* [Aim of the task] Gather every line of the entries that includes the word "SDTVAR".

=== Input material ===

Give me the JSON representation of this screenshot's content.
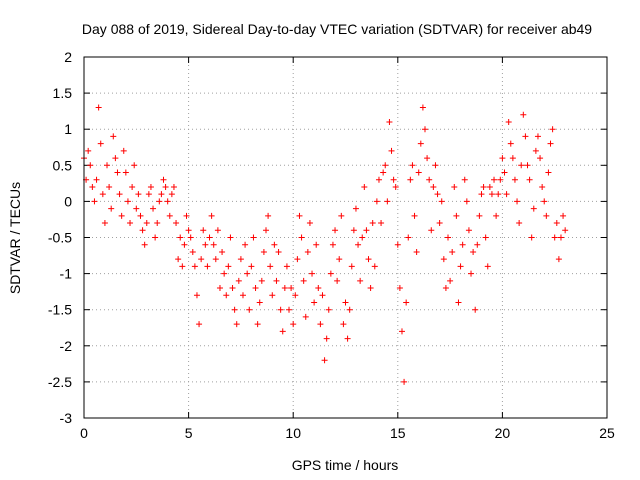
{
  "chart_data": {
    "type": "scatter",
    "title": "Day 088 of 2019, Sidereal Day-to-day VTEC variation (SDTVAR) for receiver ab49",
    "xlabel": "GPS time / hours",
    "ylabel": "SDTVAR / TECUs",
    "xlim": [
      0,
      25
    ],
    "ylim": [
      -3,
      2
    ],
    "xticks": [
      0,
      5,
      10,
      15,
      20,
      25
    ],
    "yticks": [
      -3,
      -2.5,
      -2,
      -1.5,
      -1,
      -0.5,
      0,
      0.5,
      1,
      1.5,
      2
    ],
    "xtick_labels": [
      "0",
      "5",
      "10",
      "15",
      "20",
      "25"
    ],
    "ytick_labels": [
      "-3",
      "-2.5",
      "-2",
      "-1.5",
      "-1",
      "-0.5",
      "0",
      "0.5",
      "1",
      "1.5",
      "2"
    ],
    "grid": true,
    "marker": "+",
    "color": "#ff0000",
    "series": [
      {
        "name": "SDTVAR",
        "x": [
          0.0,
          0.1,
          0.2,
          0.3,
          0.4,
          0.5,
          0.6,
          0.7,
          0.8,
          0.9,
          1.0,
          1.1,
          1.2,
          1.3,
          1.4,
          1.5,
          1.6,
          1.7,
          1.8,
          1.9,
          2.0,
          2.1,
          2.2,
          2.3,
          2.4,
          2.5,
          2.6,
          2.7,
          2.8,
          2.9,
          3.0,
          3.1,
          3.2,
          3.3,
          3.4,
          3.5,
          3.6,
          3.7,
          3.8,
          3.9,
          4.0,
          4.1,
          4.2,
          4.3,
          4.4,
          4.5,
          4.6,
          4.7,
          4.8,
          4.9,
          5.0,
          5.1,
          5.2,
          5.3,
          5.4,
          5.5,
          5.6,
          5.7,
          5.8,
          5.9,
          6.0,
          6.1,
          6.2,
          6.3,
          6.4,
          6.5,
          6.6,
          6.7,
          6.8,
          6.9,
          7.0,
          7.1,
          7.2,
          7.3,
          7.4,
          7.5,
          7.6,
          7.7,
          7.8,
          7.9,
          8.0,
          8.1,
          8.2,
          8.3,
          8.4,
          8.5,
          8.6,
          8.7,
          8.8,
          8.9,
          9.0,
          9.1,
          9.2,
          9.3,
          9.4,
          9.5,
          9.6,
          9.7,
          9.8,
          9.9,
          10.0,
          10.1,
          10.2,
          10.3,
          10.4,
          10.5,
          10.6,
          10.7,
          10.8,
          10.9,
          11.0,
          11.1,
          11.2,
          11.3,
          11.4,
          11.5,
          11.6,
          11.7,
          11.8,
          11.9,
          12.0,
          12.1,
          12.2,
          12.3,
          12.4,
          12.5,
          12.6,
          12.7,
          12.8,
          12.9,
          13.0,
          13.1,
          13.2,
          13.3,
          13.4,
          13.5,
          13.6,
          13.7,
          13.8,
          13.9,
          14.0,
          14.1,
          14.2,
          14.3,
          14.4,
          14.5,
          14.6,
          14.7,
          14.8,
          14.9,
          15.0,
          15.1,
          15.2,
          15.3,
          15.4,
          15.5,
          15.6,
          15.7,
          15.8,
          15.9,
          16.0,
          16.1,
          16.2,
          16.3,
          16.4,
          16.5,
          16.6,
          16.7,
          16.8,
          16.9,
          17.0,
          17.1,
          17.2,
          17.3,
          17.4,
          17.5,
          17.6,
          17.7,
          17.8,
          17.9,
          18.0,
          18.1,
          18.2,
          18.3,
          18.4,
          18.5,
          18.6,
          18.7,
          18.8,
          18.9,
          19.0,
          19.1,
          19.2,
          19.3,
          19.4,
          19.5,
          19.6,
          19.7,
          19.8,
          19.9,
          20.0,
          20.1,
          20.2,
          20.3,
          20.4,
          20.5,
          20.6,
          20.7,
          20.8,
          20.9,
          21.0,
          21.1,
          21.2,
          21.3,
          21.4,
          21.5,
          21.6,
          21.7,
          21.8,
          21.9,
          22.0,
          22.1,
          22.2,
          22.3,
          22.4,
          22.5,
          22.6,
          22.7,
          22.8,
          22.9,
          23.0
        ],
        "y": [
          0.6,
          0.3,
          0.7,
          0.5,
          0.2,
          0.0,
          0.3,
          1.3,
          0.8,
          0.1,
          -0.3,
          0.5,
          0.2,
          -0.1,
          0.9,
          0.6,
          0.4,
          0.1,
          -0.2,
          0.7,
          0.4,
          0.0,
          -0.3,
          0.2,
          0.5,
          -0.1,
          0.1,
          -0.2,
          -0.4,
          -0.6,
          -0.3,
          0.1,
          0.2,
          -0.1,
          -0.5,
          -0.3,
          0.0,
          0.1,
          0.3,
          0.2,
          0.0,
          -0.2,
          0.1,
          0.2,
          -0.3,
          -0.8,
          -0.5,
          -0.9,
          -0.6,
          -0.2,
          -0.4,
          -0.5,
          -0.7,
          -0.9,
          -1.3,
          -1.7,
          -0.8,
          -0.4,
          -0.6,
          -0.9,
          -0.5,
          -0.2,
          -0.6,
          -0.8,
          -0.4,
          -1.2,
          -0.7,
          -1.0,
          -1.3,
          -0.9,
          -0.5,
          -1.2,
          -1.5,
          -1.7,
          -1.1,
          -0.8,
          -1.3,
          -0.6,
          -1.0,
          -1.5,
          -0.9,
          -0.5,
          -1.2,
          -1.7,
          -1.4,
          -1.1,
          -0.7,
          -0.4,
          -0.2,
          -0.9,
          -1.3,
          -0.6,
          -1.1,
          -0.7,
          -1.5,
          -1.8,
          -1.2,
          -0.9,
          -1.5,
          -1.2,
          -1.7,
          -1.3,
          -0.8,
          -0.2,
          -0.5,
          -1.1,
          -1.6,
          -0.7,
          -0.3,
          -1.0,
          -1.4,
          -0.6,
          -1.2,
          -1.7,
          -1.3,
          -2.2,
          -1.9,
          -1.5,
          -1.0,
          -0.6,
          -0.4,
          -1.1,
          -0.8,
          -0.2,
          -1.7,
          -1.4,
          -1.9,
          -1.5,
          -0.9,
          -0.4,
          -0.1,
          -0.6,
          -1.1,
          -0.5,
          0.2,
          -0.4,
          -0.8,
          -1.2,
          -0.3,
          -0.9,
          0.0,
          0.3,
          -0.3,
          0.4,
          0.5,
          0.0,
          1.1,
          0.7,
          0.3,
          0.2,
          -0.6,
          -1.2,
          -1.8,
          -2.5,
          -1.4,
          -0.5,
          0.3,
          0.5,
          -0.2,
          -0.7,
          0.4,
          0.8,
          1.3,
          1.0,
          0.6,
          0.3,
          -0.4,
          0.2,
          0.5,
          0.1,
          -0.3,
          0.0,
          -0.8,
          -1.2,
          -0.5,
          -1.1,
          -0.7,
          0.2,
          -0.2,
          -1.4,
          -0.9,
          -0.6,
          0.3,
          0.0,
          -0.4,
          -1.0,
          -0.7,
          -1.5,
          -0.6,
          -0.2,
          0.1,
          0.2,
          -0.5,
          -0.9,
          0.2,
          0.1,
          0.3,
          -0.2,
          0.1,
          0.3,
          0.6,
          0.4,
          0.1,
          1.1,
          0.8,
          0.6,
          0.3,
          0.0,
          -0.3,
          0.5,
          1.2,
          0.9,
          0.5,
          0.3,
          -0.5,
          -0.1,
          0.7,
          0.9,
          0.6,
          0.2,
          0.0,
          -0.2,
          0.4,
          0.8,
          1.0,
          -0.5,
          -0.3,
          -0.8,
          -0.5,
          -0.2,
          -0.4
        ]
      }
    ]
  }
}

===

* [Task solution]
    "title": "Day 088 of 2019, Sidereal Day-to-day VTEC variation (SDTVAR) for receiver ab49",
    "ylabel": "SDTVAR / TECUs",
        "name": "SDTVAR",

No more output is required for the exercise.